DIRECTION: Of the lines in the data below, count the ones holding the string "variable", and answer with that number only.

ENTRIES SUPPLIED:
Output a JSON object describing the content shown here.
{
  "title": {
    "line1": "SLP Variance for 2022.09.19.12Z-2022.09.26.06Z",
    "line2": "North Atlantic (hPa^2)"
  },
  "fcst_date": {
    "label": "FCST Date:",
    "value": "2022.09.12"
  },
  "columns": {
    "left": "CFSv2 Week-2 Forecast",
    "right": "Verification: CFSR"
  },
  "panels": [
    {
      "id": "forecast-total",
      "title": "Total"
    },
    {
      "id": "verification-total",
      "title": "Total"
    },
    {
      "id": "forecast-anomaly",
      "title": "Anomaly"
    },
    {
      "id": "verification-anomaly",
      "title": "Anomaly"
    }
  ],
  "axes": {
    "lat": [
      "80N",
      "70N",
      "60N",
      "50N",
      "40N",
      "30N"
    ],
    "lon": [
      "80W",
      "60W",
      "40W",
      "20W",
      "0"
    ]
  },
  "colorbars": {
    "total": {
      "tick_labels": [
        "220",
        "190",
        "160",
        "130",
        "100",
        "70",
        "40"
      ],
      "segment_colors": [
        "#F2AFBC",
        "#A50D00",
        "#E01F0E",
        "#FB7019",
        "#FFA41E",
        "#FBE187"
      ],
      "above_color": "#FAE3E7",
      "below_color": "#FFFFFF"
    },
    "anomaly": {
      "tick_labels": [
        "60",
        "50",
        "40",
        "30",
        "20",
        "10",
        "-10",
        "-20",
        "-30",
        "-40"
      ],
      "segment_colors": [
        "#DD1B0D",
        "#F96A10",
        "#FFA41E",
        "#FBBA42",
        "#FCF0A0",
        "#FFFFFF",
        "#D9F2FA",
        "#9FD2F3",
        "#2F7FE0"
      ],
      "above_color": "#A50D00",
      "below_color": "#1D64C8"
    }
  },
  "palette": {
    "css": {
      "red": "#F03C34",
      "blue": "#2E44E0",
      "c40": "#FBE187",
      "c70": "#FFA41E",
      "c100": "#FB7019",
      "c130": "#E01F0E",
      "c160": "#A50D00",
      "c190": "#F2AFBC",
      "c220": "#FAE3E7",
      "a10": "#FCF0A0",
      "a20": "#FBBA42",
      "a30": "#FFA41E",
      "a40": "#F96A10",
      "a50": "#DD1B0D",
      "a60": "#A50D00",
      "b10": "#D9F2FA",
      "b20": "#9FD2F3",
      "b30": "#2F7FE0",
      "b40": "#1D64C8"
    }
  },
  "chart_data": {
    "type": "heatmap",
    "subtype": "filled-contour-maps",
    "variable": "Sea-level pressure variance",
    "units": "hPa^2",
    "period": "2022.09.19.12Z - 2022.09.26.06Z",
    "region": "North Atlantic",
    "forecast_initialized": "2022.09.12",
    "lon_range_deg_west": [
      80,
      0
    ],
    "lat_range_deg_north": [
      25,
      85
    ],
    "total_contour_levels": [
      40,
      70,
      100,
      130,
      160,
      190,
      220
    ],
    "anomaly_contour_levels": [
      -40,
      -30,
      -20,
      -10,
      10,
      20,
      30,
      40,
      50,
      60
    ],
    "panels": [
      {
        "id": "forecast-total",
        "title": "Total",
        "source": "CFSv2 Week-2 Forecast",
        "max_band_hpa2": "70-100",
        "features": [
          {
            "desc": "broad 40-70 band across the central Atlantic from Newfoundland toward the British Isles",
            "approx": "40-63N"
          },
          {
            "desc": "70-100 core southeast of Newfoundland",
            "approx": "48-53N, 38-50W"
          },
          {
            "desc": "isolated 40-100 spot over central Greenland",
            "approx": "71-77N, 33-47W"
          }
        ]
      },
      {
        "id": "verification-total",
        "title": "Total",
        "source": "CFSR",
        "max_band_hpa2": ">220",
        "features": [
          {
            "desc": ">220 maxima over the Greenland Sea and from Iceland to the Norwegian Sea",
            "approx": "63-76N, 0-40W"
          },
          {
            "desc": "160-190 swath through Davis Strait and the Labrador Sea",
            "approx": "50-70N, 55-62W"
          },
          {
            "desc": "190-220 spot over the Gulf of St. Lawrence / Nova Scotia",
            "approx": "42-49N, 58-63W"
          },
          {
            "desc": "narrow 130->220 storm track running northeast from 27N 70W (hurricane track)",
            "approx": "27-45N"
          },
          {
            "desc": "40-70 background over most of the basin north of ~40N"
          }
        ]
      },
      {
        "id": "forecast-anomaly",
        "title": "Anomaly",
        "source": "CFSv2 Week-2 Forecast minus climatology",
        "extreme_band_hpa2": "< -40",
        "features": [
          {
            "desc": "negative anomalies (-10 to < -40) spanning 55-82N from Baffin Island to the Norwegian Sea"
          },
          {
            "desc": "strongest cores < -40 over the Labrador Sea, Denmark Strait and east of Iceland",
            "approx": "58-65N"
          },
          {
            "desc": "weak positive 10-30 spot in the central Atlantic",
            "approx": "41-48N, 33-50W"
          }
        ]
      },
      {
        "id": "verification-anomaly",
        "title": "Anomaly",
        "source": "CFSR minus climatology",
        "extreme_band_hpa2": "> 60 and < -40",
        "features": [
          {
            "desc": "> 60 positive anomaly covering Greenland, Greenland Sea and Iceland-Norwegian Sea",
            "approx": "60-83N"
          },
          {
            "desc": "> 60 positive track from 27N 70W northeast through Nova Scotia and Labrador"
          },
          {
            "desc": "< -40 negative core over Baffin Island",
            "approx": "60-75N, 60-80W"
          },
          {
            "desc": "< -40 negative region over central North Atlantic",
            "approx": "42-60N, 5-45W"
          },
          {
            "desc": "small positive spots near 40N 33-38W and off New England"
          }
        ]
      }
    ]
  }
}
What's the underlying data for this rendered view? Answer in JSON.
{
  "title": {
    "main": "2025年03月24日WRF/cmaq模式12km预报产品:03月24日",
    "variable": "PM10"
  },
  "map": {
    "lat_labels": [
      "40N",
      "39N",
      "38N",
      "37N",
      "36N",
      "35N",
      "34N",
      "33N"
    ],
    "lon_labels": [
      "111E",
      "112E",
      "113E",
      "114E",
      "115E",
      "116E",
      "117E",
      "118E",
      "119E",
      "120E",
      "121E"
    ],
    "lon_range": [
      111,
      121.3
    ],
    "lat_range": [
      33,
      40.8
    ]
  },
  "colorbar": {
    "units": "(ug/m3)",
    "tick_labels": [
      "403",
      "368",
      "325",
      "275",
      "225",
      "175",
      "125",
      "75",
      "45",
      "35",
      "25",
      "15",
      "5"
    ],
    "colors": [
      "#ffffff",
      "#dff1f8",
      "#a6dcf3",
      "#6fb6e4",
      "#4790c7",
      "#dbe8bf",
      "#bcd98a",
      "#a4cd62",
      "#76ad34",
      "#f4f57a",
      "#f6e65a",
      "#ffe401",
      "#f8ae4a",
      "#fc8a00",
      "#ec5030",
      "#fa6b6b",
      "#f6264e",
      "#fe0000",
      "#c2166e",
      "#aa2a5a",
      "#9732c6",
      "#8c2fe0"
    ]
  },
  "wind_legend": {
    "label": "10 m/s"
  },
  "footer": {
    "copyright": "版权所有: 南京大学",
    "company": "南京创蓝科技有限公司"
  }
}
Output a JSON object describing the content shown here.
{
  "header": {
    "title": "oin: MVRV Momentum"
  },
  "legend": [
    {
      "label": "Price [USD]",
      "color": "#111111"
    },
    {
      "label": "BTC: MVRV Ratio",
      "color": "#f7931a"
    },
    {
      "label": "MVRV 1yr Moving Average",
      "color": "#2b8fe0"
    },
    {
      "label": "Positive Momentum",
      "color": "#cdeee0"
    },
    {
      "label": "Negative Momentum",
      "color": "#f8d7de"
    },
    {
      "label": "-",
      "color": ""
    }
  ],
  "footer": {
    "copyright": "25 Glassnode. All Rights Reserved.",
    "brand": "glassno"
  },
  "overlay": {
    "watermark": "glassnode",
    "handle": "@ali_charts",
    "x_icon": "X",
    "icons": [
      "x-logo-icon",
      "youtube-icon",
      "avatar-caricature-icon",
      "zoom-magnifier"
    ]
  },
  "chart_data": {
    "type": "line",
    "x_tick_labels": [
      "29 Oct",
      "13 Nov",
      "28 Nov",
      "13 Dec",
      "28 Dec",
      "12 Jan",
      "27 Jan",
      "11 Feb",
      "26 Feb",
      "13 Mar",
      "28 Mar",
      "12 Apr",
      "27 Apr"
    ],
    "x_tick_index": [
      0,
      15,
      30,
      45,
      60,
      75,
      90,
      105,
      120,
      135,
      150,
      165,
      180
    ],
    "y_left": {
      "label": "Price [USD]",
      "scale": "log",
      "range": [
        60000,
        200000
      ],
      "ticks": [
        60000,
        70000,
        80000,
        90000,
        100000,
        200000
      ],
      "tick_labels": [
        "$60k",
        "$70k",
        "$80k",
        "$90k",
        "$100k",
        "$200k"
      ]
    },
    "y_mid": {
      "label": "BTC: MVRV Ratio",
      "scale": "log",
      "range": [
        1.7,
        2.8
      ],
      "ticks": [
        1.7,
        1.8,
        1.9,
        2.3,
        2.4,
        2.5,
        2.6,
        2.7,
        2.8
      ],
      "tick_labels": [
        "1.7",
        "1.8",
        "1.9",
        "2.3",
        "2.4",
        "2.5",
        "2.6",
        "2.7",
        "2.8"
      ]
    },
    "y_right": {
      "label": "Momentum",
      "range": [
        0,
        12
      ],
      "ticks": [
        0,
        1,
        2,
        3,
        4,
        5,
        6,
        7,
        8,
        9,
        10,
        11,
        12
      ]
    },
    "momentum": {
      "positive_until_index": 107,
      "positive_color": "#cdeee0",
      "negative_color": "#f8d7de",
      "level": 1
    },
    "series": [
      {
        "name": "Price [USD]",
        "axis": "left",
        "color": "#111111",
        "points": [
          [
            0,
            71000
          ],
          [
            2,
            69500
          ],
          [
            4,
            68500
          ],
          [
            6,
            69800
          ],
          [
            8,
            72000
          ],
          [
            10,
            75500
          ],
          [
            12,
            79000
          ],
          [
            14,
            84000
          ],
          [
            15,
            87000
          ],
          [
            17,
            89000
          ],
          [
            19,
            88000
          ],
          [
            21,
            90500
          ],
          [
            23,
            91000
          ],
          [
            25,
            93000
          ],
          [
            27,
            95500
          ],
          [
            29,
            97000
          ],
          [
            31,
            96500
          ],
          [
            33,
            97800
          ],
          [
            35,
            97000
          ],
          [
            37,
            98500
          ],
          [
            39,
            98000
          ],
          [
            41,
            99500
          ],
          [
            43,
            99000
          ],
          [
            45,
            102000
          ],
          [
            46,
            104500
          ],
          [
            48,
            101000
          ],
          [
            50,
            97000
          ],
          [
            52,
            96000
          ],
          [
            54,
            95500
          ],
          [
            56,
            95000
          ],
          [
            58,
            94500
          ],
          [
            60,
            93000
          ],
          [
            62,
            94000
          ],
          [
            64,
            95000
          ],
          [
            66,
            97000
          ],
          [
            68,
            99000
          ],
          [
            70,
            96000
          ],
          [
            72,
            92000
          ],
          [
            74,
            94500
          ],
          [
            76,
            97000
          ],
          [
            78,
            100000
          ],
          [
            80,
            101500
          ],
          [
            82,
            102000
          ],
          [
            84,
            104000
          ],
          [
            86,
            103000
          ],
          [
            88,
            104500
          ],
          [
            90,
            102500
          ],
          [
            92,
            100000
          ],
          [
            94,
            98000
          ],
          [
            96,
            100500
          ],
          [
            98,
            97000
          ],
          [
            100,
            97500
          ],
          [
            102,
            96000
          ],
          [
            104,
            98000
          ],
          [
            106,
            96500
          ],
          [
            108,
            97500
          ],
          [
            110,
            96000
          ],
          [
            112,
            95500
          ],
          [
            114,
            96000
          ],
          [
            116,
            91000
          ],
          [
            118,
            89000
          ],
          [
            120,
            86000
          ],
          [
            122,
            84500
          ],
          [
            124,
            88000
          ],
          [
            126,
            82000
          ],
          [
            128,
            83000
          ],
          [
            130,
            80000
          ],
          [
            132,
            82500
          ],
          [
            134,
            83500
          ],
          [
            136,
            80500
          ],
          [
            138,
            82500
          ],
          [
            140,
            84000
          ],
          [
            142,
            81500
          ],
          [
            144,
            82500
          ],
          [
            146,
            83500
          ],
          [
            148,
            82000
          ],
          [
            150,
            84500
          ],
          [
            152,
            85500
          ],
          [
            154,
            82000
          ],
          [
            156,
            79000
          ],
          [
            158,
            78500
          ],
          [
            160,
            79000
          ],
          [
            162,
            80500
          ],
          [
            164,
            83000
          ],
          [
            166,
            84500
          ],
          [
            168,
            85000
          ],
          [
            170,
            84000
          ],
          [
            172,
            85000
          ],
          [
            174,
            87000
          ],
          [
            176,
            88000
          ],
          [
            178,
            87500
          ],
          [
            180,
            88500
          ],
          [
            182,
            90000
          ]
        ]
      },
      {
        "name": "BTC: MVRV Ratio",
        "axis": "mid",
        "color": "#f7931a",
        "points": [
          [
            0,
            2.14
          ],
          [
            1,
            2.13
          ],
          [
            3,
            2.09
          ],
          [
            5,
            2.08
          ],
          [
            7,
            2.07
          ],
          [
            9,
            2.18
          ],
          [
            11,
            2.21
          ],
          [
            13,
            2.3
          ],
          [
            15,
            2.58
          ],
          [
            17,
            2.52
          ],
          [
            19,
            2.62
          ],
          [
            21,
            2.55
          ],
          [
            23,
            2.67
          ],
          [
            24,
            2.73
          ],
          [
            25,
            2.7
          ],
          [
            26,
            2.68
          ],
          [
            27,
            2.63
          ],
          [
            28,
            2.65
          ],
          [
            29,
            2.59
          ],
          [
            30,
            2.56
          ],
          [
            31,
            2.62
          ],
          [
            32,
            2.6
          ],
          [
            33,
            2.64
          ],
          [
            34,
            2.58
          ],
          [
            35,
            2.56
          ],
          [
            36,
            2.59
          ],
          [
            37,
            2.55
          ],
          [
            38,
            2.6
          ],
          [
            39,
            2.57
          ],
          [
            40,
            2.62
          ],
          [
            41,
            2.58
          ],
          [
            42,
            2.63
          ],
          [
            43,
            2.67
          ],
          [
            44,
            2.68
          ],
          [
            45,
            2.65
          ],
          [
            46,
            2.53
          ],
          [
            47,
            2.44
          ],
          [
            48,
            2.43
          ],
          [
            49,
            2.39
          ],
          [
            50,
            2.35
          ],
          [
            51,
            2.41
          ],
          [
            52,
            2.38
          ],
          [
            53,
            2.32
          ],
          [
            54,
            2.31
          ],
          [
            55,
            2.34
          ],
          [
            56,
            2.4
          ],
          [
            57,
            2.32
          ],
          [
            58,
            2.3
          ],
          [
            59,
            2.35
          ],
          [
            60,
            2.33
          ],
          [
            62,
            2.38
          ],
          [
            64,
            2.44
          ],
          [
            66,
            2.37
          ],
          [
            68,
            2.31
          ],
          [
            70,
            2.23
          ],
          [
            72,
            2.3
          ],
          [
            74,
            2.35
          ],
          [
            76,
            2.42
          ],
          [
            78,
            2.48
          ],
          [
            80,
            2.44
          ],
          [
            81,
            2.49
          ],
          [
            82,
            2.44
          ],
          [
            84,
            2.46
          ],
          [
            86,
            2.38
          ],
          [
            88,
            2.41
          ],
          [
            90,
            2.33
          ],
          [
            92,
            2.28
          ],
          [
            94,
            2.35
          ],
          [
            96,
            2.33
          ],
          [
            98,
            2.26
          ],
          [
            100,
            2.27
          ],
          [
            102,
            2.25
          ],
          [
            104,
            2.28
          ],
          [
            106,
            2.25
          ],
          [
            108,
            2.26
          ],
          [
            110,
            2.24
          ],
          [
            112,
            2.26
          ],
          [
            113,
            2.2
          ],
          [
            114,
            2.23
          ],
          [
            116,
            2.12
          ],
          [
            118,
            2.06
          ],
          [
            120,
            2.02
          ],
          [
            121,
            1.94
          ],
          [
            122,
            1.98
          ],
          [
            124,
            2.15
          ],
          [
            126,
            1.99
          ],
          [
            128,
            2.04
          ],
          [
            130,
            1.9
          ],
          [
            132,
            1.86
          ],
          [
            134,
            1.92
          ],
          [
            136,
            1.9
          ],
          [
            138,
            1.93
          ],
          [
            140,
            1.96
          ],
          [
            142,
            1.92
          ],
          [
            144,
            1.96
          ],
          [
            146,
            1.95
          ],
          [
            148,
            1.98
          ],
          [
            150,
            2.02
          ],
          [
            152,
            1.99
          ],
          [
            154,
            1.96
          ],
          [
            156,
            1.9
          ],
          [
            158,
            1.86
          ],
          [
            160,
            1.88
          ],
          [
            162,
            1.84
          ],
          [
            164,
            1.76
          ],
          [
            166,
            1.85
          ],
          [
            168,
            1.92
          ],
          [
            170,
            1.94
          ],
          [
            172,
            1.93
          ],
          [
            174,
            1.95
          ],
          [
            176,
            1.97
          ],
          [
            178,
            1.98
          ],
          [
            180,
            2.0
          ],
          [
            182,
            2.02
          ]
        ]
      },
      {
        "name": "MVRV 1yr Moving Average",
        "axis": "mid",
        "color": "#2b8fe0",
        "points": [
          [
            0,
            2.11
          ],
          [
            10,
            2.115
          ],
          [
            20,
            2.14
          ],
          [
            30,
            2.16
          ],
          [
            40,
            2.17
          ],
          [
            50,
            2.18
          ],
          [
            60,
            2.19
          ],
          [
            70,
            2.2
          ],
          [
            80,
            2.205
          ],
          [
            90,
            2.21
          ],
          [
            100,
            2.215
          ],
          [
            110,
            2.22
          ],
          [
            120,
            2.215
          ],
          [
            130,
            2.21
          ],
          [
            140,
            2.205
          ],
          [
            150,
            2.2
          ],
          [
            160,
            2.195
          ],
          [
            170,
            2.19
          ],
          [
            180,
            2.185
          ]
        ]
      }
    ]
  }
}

OUTPUT OF THE TASK: 2